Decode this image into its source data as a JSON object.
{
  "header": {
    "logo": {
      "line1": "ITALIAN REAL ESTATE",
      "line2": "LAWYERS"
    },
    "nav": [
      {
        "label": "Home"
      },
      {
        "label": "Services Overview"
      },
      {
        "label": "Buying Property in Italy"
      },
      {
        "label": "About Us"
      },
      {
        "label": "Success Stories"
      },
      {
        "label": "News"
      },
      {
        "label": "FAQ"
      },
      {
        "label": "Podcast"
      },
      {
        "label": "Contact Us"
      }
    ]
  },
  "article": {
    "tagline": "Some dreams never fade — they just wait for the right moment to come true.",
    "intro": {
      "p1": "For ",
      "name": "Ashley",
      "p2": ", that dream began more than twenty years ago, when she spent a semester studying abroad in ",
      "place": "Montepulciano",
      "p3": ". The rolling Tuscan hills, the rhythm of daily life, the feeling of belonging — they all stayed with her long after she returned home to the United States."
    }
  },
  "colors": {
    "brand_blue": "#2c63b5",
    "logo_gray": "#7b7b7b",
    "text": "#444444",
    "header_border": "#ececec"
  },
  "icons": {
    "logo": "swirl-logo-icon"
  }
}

-*-*-

Direction: Write down every line of the data exactly as it appears above.

Result for this task:
Decode this image into its source data as a JSON object.
{
  "header": {
    "logo": {
      "line1": "ITALIAN REAL ESTATE",
      "line2": "LAWYERS"
    },
    "nav": [
      {
        "label": "Home"
      },
      {
        "label": "Services Overview"
      },
      {
        "label": "Buying Property in Italy"
      },
      {
        "label": "About Us"
      },
      {
        "label": "Success Stories"
      },
      {
        "label": "News"
      },
      {
        "label": "FAQ"
      },
      {
        "label": "Podcast"
      },
      {
        "label": "Contact Us"
      }
    ]
  },
  "article": {
    "tagline": "Some dreams never fade — they just wait for the right moment to come true.",
    "intro": {
      "p1": "For ",
      "name": "Ashley",
      "p2": ", that dream began more than twenty years ago, when she spent a semester studying abroad in ",
      "place": "Montepulciano",
      "p3": ". The rolling Tuscan hills, the rhythm of daily life, the feeling of belonging — they all stayed with her long after she returned home to the United States."
    }
  },
  "colors": {
    "brand_blue": "#2c63b5",
    "logo_gray": "#7b7b7b",
    "text": "#444444",
    "header_border": "#ececec"
  },
  "icons": {
    "logo": "swirl-logo-icon"
  }
}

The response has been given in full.